#### What you are asked to do:
Your task is to transcribe all the entries exactly, excluding pictures.
## Start Dataset records
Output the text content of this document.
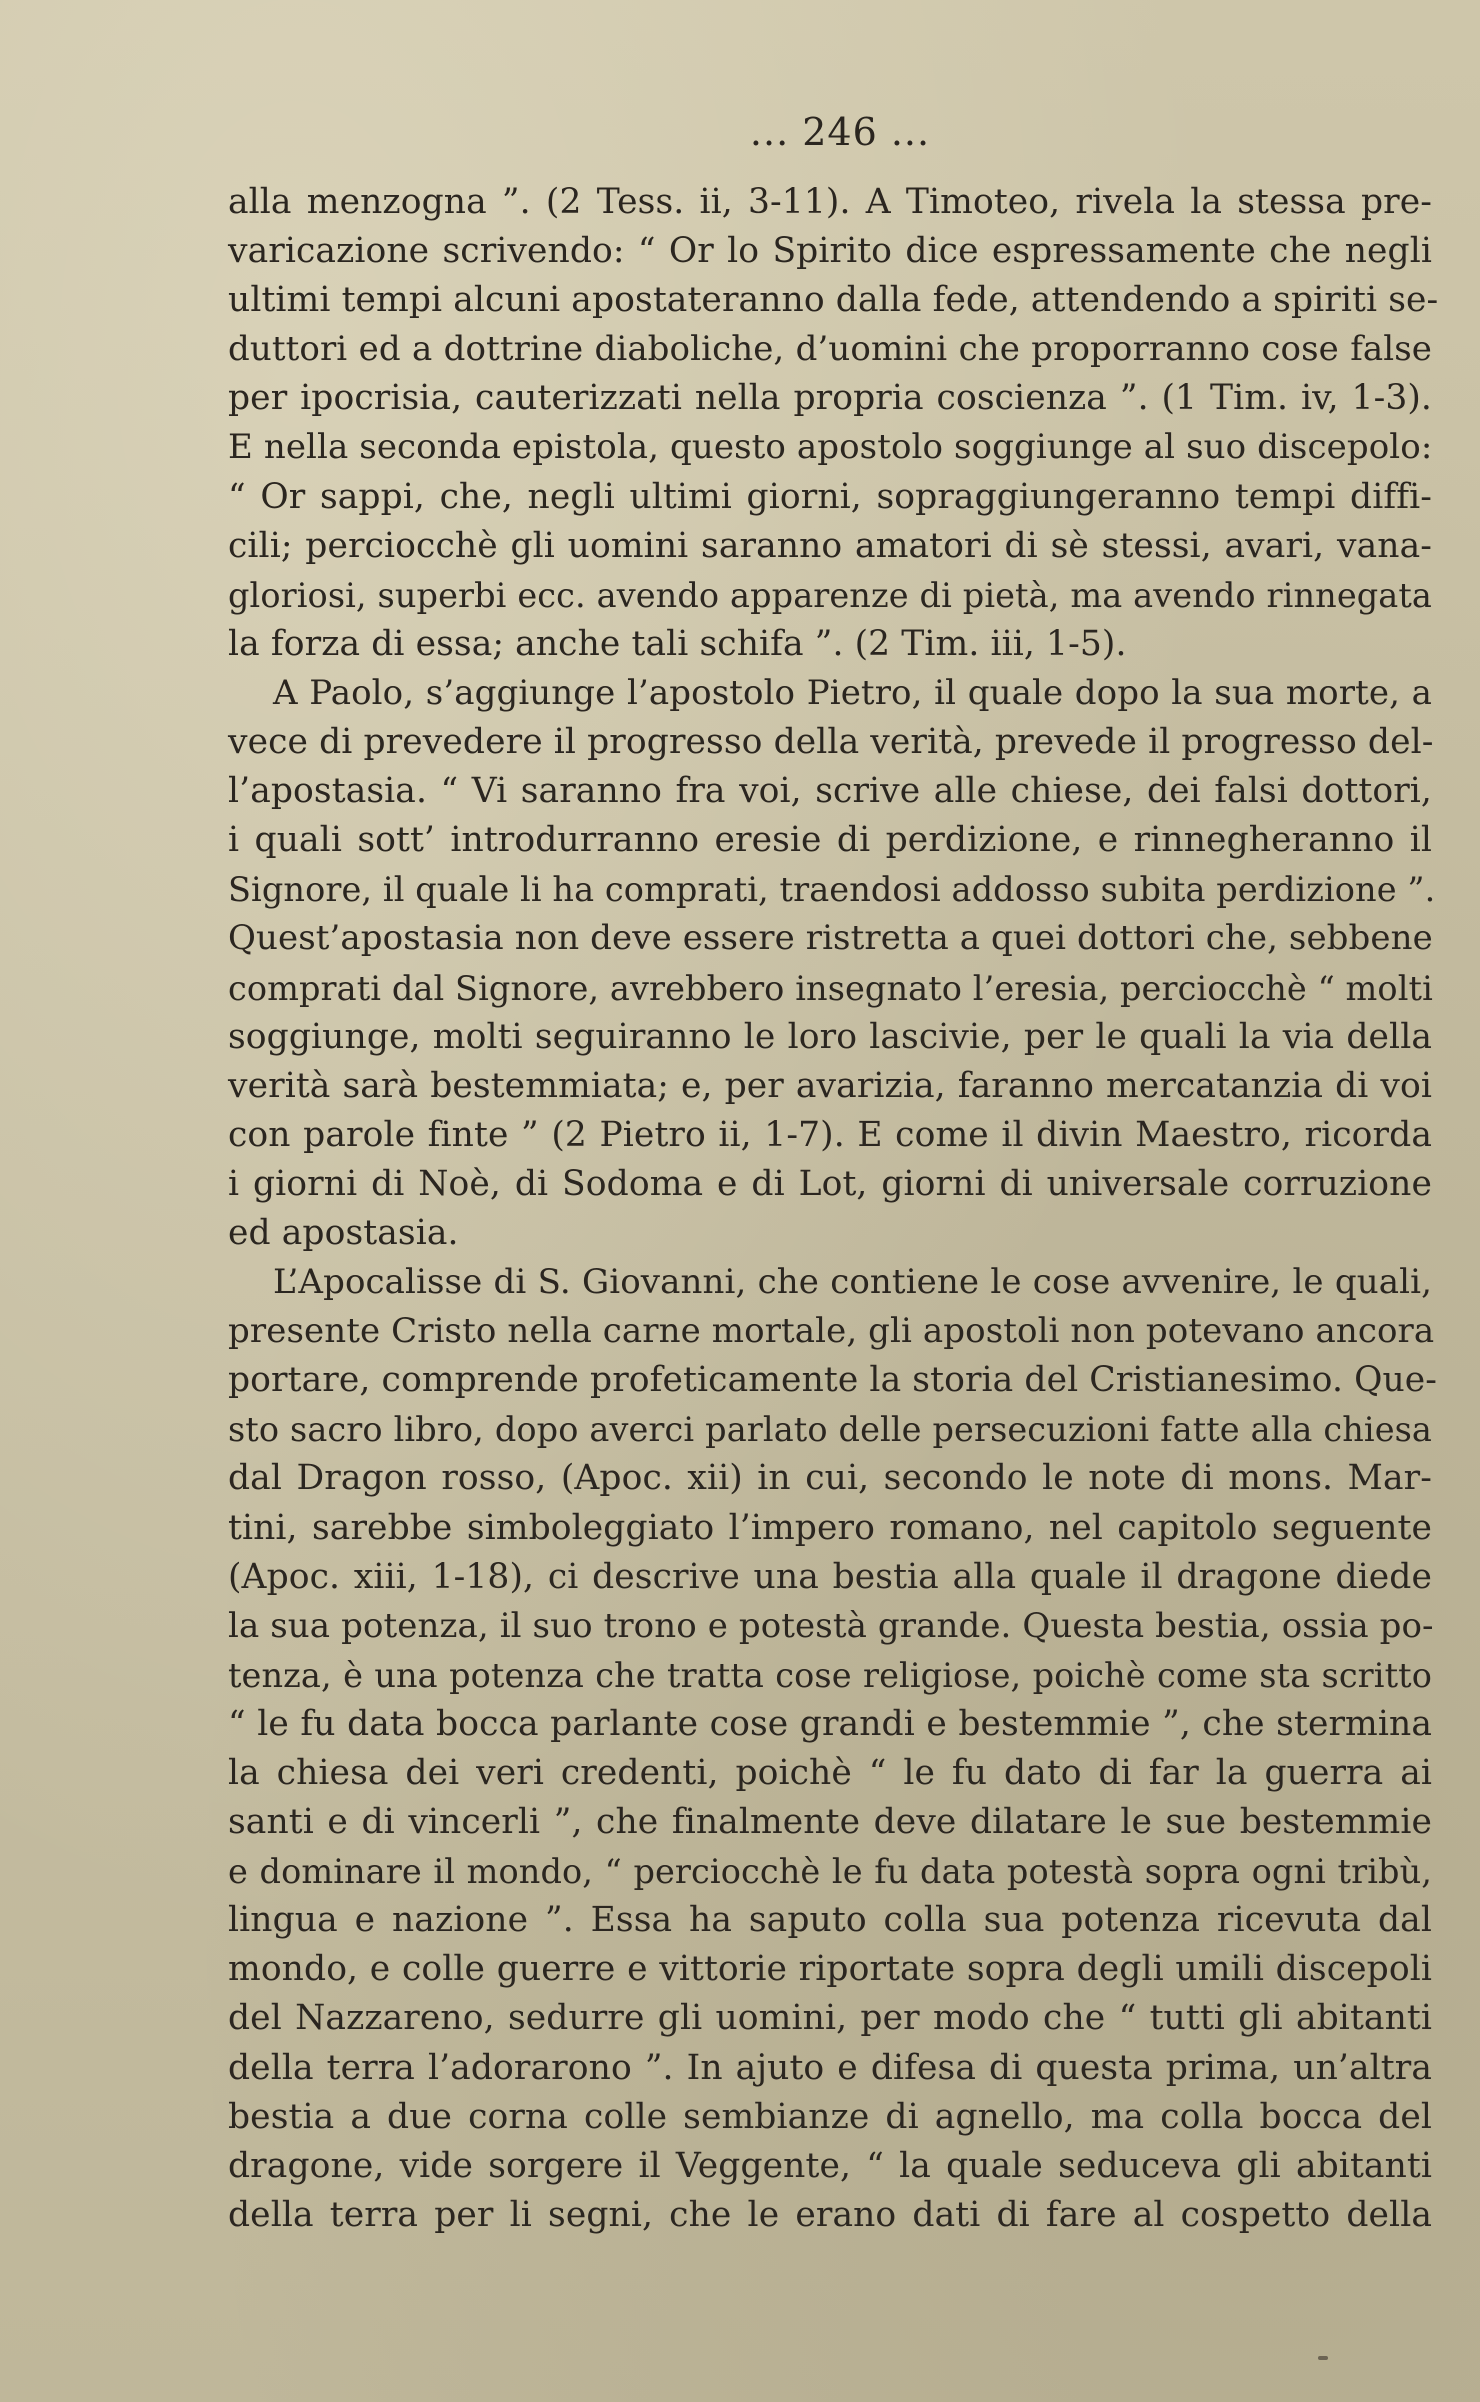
... 246 ...
alla menzogna ”. (2 Tess. ii, 3-11). A Timoteo, rivela la stessa pre-
varicazione scrivendo: “ Or lo Spirito dice espressamente che negli
ultimi tempi alcuni apostateranno dalla fede, attendendo a spiriti se-
duttori ed a dottrine diaboliche, d’uomini che proporranno cose false
per ipocrisia, cauterizzati nella propria coscienza ”. (1 Tim. iv, 1-3).
E nella seconda epistola, questo apostolo soggiunge al suo discepolo:
“ Or sappi, che, negli ultimi giorni, sopraggiungeranno tempi diffi-
cili; perciocchè gli uomini saranno amatori di sè stessi, avari, vana-
gloriosi, superbi ecc. avendo apparenze di pietà, ma avendo rinnegata
la forza di essa; anche tali schifa ”. (2 Tim. iii, 1-5).
A Paolo, s’aggiunge l’apostolo Pietro, il quale dopo la sua morte, a
vece di prevedere il progresso della verità, prevede il progresso del-
l’apostasia. “ Vi saranno fra voi, scrive alle chiese, dei falsi dottori,
i quali sott’ introdurranno eresie di perdizione, e rinnegheranno il
Signore, il quale li ha comprati, traendosi addosso subita perdizione ”.
Quest’apostasia non deve essere ristretta a quei dottori che, sebbene
comprati dal Signore, avrebbero insegnato l’eresia, perciocchè “ molti
soggiunge, molti seguiranno le loro lascivie, per le quali la via della
verità sarà bestemmiata; e, per avarizia, faranno mercatanzia di voi
con parole finte ” (2 Pietro ii, 1-7). E come il divin Maestro, ricorda
i giorni di Noè, di Sodoma e di Lot, giorni di universale corruzione
ed apostasia.
L’Apocalisse di S. Giovanni, che contiene le cose avvenire, le quali,
presente Cristo nella carne mortale, gli apostoli non potevano ancora
portare, comprende profeticamente la storia del Cristianesimo. Que-
sto sacro libro, dopo averci parlato delle persecuzioni fatte alla chiesa
dal Dragon rosso, (Apoc. xii) in cui, secondo le note di mons. Mar-
tini, sarebbe simboleggiato l’impero romano, nel capitolo seguente
(Apoc. xiii, 1-18), ci descrive una bestia alla quale il dragone diede
la sua potenza, il suo trono e potestà grande. Questa bestia, ossia po-
tenza, è una potenza che tratta cose religiose, poichè come sta scritto
“ le fu data bocca parlante cose grandi e bestemmie ”, che stermina
la chiesa dei veri credenti, poichè “ le fu dato di far la guerra ai
santi e di vincerli ”, che finalmente deve dilatare le sue bestemmie
e dominare il mondo, “ perciocchè le fu data potestà sopra ogni tribù,
lingua e nazione ”. Essa ha saputo colla sua potenza ricevuta dal
mondo, e colle guerre e vittorie riportate sopra degli umili discepoli
del Nazzareno, sedurre gli uomini, per modo che “ tutti gli abitanti
della terra l’adorarono ”. In ajuto e difesa di questa prima, un’altra
bestia a due corna colle sembianze di agnello, ma colla bocca del
dragone, vide sorgere il Veggente, “ la quale seduceva gli abitanti
della terra per li segni, che le erano dati di fare al cospetto della
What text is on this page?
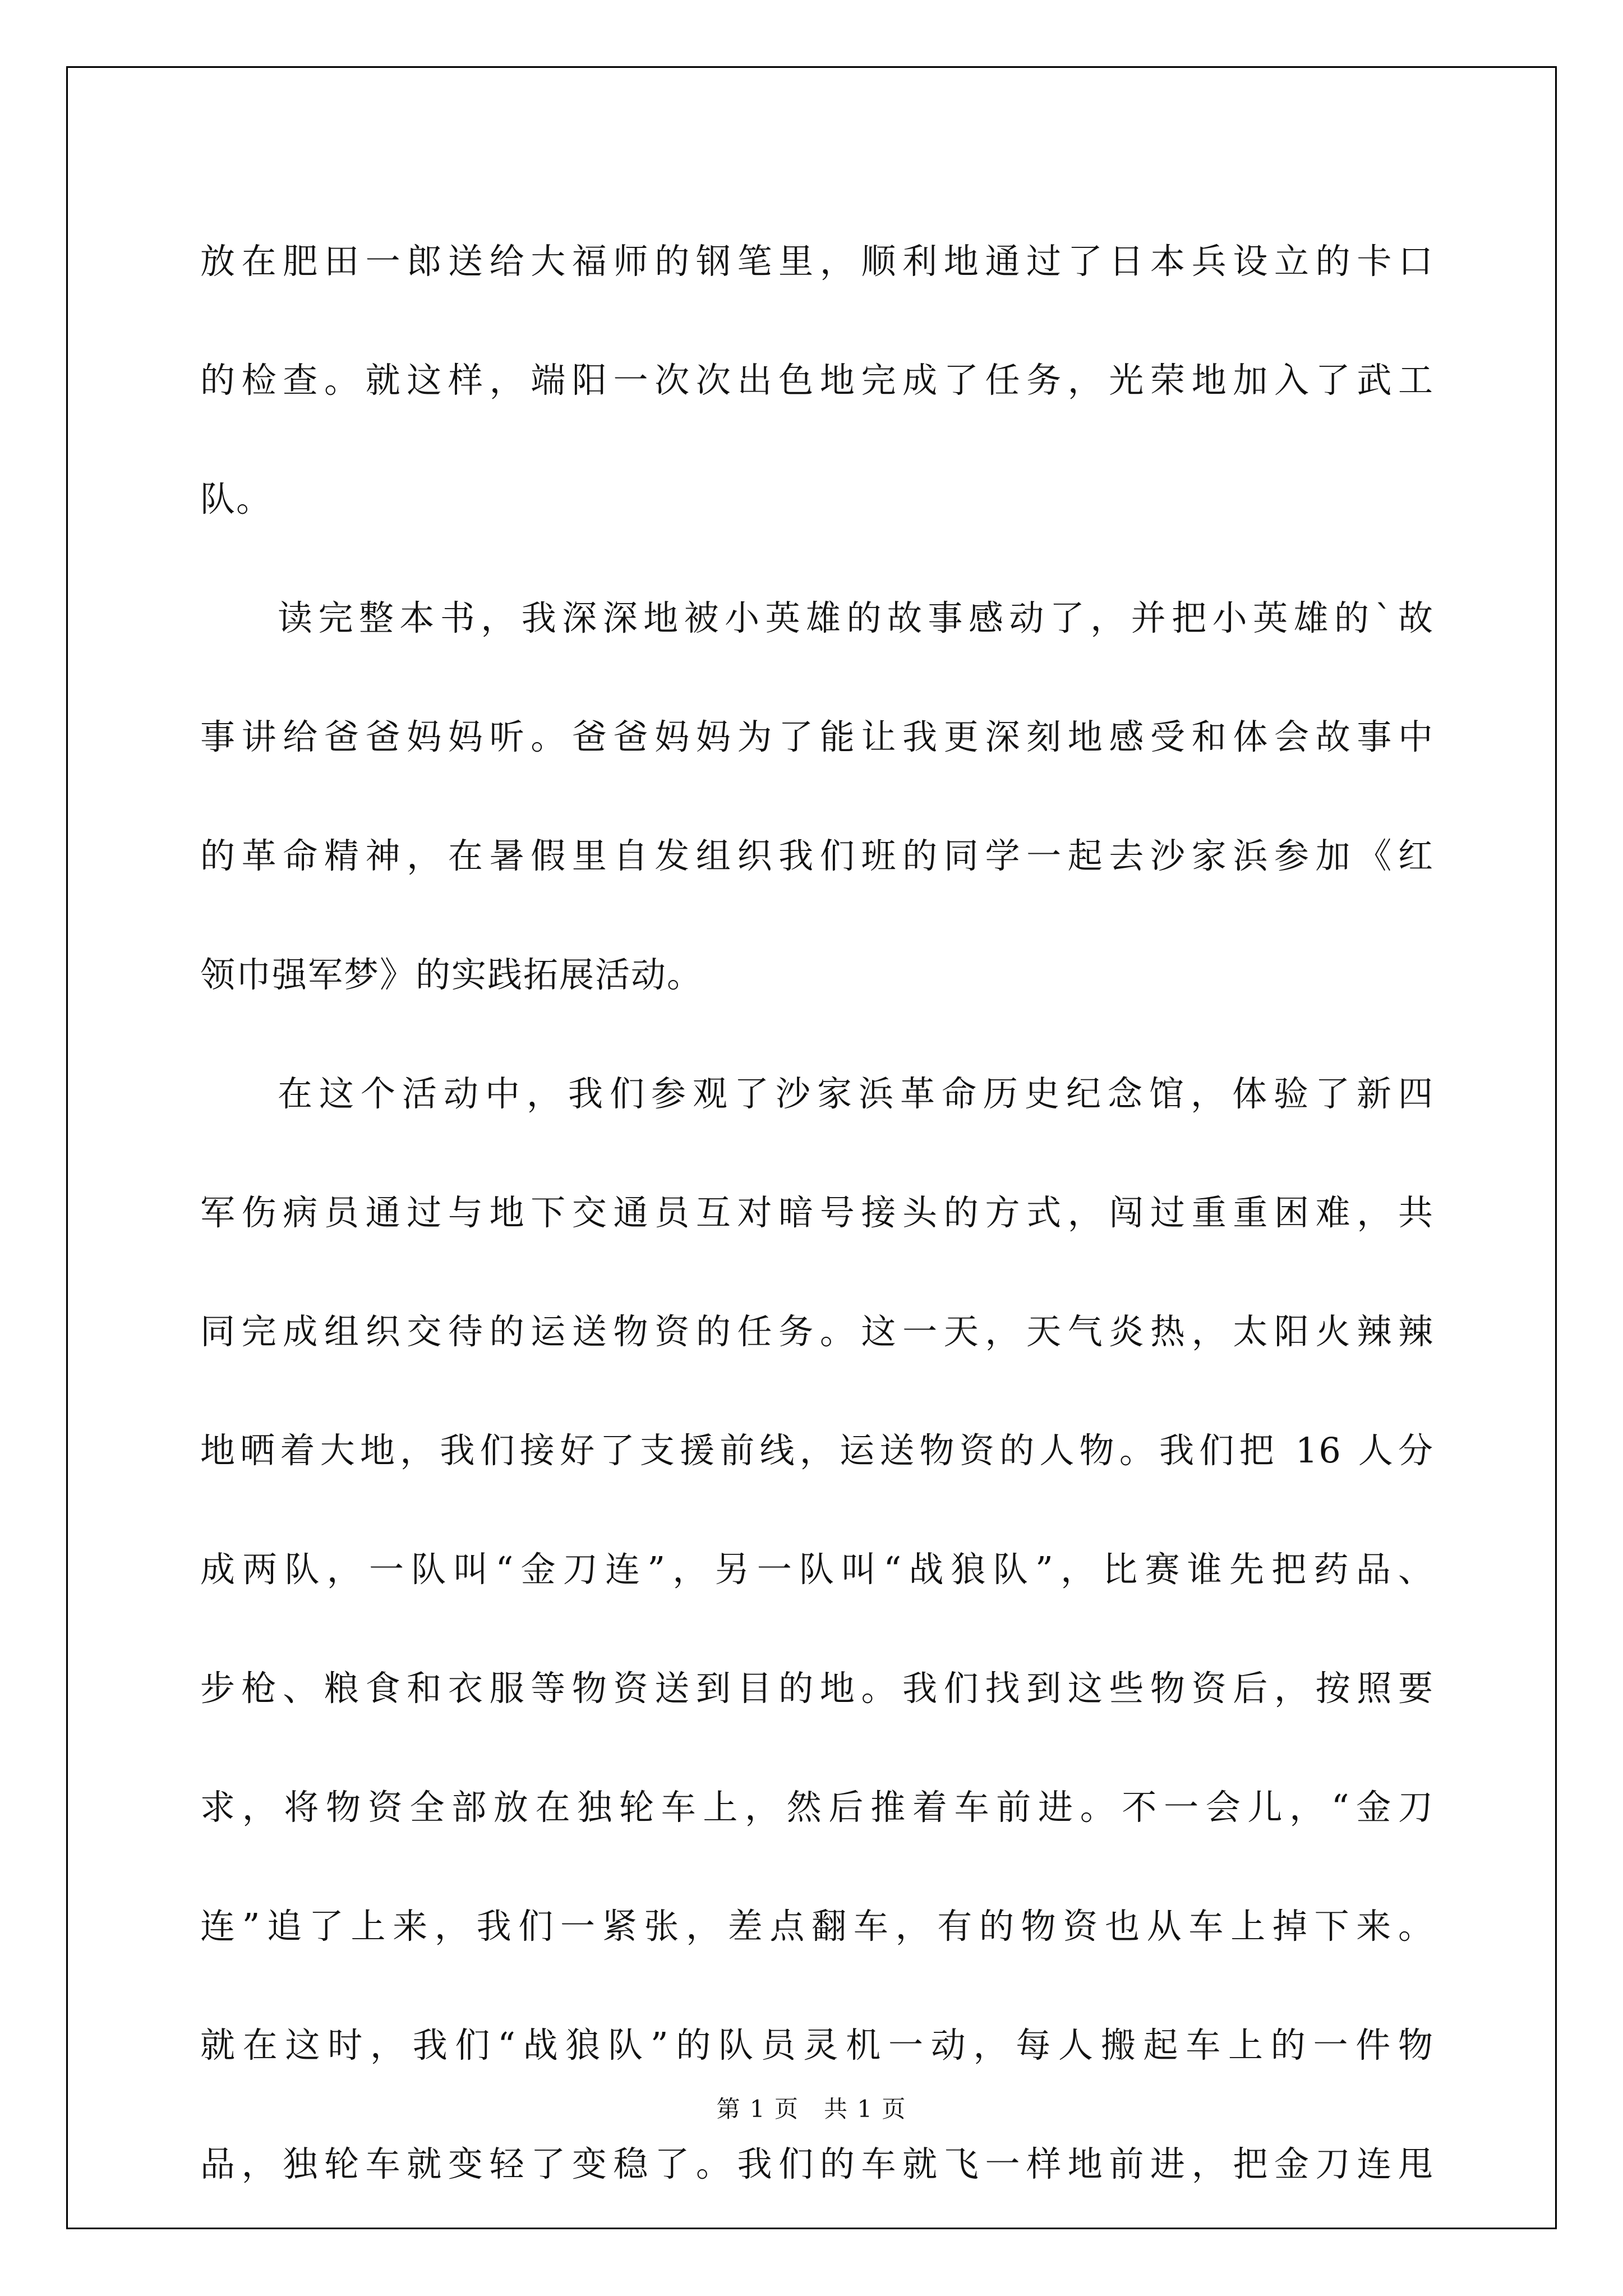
放在肥田一郎送给大福师的钢笔里，顺利地通过了日本兵设立的卡口
的检查。就这样，端阳一次次出色地完成了任务，光荣地加入了武工
队。
读完整本书，我深深地被小英雄的故事感动了，并把小英雄的`故
事讲给爸爸妈妈听。爸爸妈妈为了能让我更深刻地感受和体会故事中
的革命精神，在暑假里自发组织我们班的同学一起去沙家浜参加《红
领巾强军梦》的实践拓展活动。
在这个活动中，我们参观了沙家浜革命历史纪念馆，体验了新四
军伤病员通过与地下交通员互对暗号接头的方式，闯过重重困难，共
同完成组织交待的运送物资的任务。这一天，天气炎热，太阳火辣辣
地晒着大地，我们接好了支援前线，运送物资的人物。我们把 16 人分
成两队，一队叫“金刀连”，另一队叫“战狼队”，比赛谁先把药品、
步枪、粮食和衣服等物资送到目的地。我们找到这些物资后，按照要
求，将物资全部放在独轮车上，然后推着车前进。不一会儿，“金刀
连”追了上来，我们一紧张，差点翻车，有的物资也从车上掉下来。
就在这时，我们“战狼队”的队员灵机一动，每人搬起车上的一件物
品，独轮车就变轻了变稳了。我们的车就飞一样地前进，把金刀连甩
第 1 页　共 1 页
## End Dataset records
#### Response to this exercise:
Output the text content of this document.
... 246 ...
alla menzogna ”. (2 Tess. ii, 3-11). A Timoteo, rivela la stessa pre-
varicazione scrivendo: “ Or lo Spirito dice espressamente che negli
ultimi tempi alcuni apostateranno dalla fede, attendendo a spiriti se-
duttori ed a dottrine diaboliche, d’uomini che proporranno cose false
per ipocrisia, cauterizzati nella propria coscienza ”. (1 Tim. iv, 1-3).
E nella seconda epistola, questo apostolo soggiunge al suo discepolo:
“ Or sappi, che, negli ultimi giorni, sopraggiungeranno tempi diffi-
cili; perciocchè gli uomini saranno amatori di sè stessi, avari, vana-
gloriosi, superbi ecc. avendo apparenze di pietà, ma avendo rinnegata
la forza di essa; anche tali schifa ”. (2 Tim. iii, 1-5).
A Paolo, s’aggiunge l’apostolo Pietro, il quale dopo la sua morte, a
vece di prevedere il progresso della verità, prevede il progresso del-
l’apostasia. “ Vi saranno fra voi, scrive alle chiese, dei falsi dottori,
i quali sott’ introdurranno eresie di perdizione, e rinnegheranno il
Signore, il quale li ha comprati, traendosi addosso subita perdizione ”.
Quest’apostasia non deve essere ristretta a quei dottori che, sebbene
comprati dal Signore, avrebbero insegnato l’eresia, perciocchè “ molti
soggiunge, molti seguiranno le loro lascivie, per le quali la via della
verità sarà bestemmiata; e, per avarizia, faranno mercatanzia di voi
con parole finte ” (2 Pietro ii, 1-7). E come il divin Maestro, ricorda
i giorni di Noè, di Sodoma e di Lot, giorni di universale corruzione
ed apostasia.
L’Apocalisse di S. Giovanni, che contiene le cose avvenire, le quali,
presente Cristo nella carne mortale, gli apostoli non potevano ancora
portare, comprende profeticamente la storia del Cristianesimo. Que-
sto sacro libro, dopo averci parlato delle persecuzioni fatte alla chiesa
dal Dragon rosso, (Apoc. xii) in cui, secondo le note di mons. Mar-
tini, sarebbe simboleggiato l’impero romano, nel capitolo seguente
(Apoc. xiii, 1-18), ci descrive una bestia alla quale il dragone diede
la sua potenza, il suo trono e potestà grande. Questa bestia, ossia po-
tenza, è una potenza che tratta cose religiose, poichè come sta scritto
“ le fu data bocca parlante cose grandi e bestemmie ”, che stermina
la chiesa dei veri credenti, poichè “ le fu dato di far la guerra ai
santi e di vincerli ”, che finalmente deve dilatare le sue bestemmie
e dominare il mondo, “ perciocchè le fu data potestà sopra ogni tribù,
lingua e nazione ”. Essa ha saputo colla sua potenza ricevuta dal
mondo, e colle guerre e vittorie riportate sopra degli umili discepoli
del Nazzareno, sedurre gli uomini, per modo che “ tutti gli abitanti
della terra l’adorarono ”. In ajuto e difesa di questa prima, un’altra
bestia a due corna colle sembianze di agnello, ma colla bocca del
dragone, vide sorgere il Veggente, “ la quale seduceva gli abitanti
della terra per li segni, che le erano dati di fare al cospetto della
What text is on this page?
放在肥田一郎送给大福师的钢笔里，顺利地通过了日本兵设立的卡口
的检查。就这样，端阳一次次出色地完成了任务，光荣地加入了武工
队。
读完整本书，我深深地被小英雄的故事感动了，并把小英雄的`故
事讲给爸爸妈妈听。爸爸妈妈为了能让我更深刻地感受和体会故事中
的革命精神，在暑假里自发组织我们班的同学一起去沙家浜参加《红
领巾强军梦》的实践拓展活动。
在这个活动中，我们参观了沙家浜革命历史纪念馆，体验了新四
军伤病员通过与地下交通员互对暗号接头的方式，闯过重重困难，共
同完成组织交待的运送物资的任务。这一天，天气炎热，太阳火辣辣
地晒着大地，我们接好了支援前线，运送物资的人物。我们把 16 人分
成两队，一队叫“金刀连”，另一队叫“战狼队”，比赛谁先把药品、
步枪、粮食和衣服等物资送到目的地。我们找到这些物资后，按照要
求，将物资全部放在独轮车上，然后推着车前进。不一会儿，“金刀
连”追了上来，我们一紧张，差点翻车，有的物资也从车上掉下来。
就在这时，我们“战狼队”的队员灵机一动，每人搬起车上的一件物
品，独轮车就变轻了变稳了。我们的车就飞一样地前进，把金刀连甩
第 1 页　共 1 页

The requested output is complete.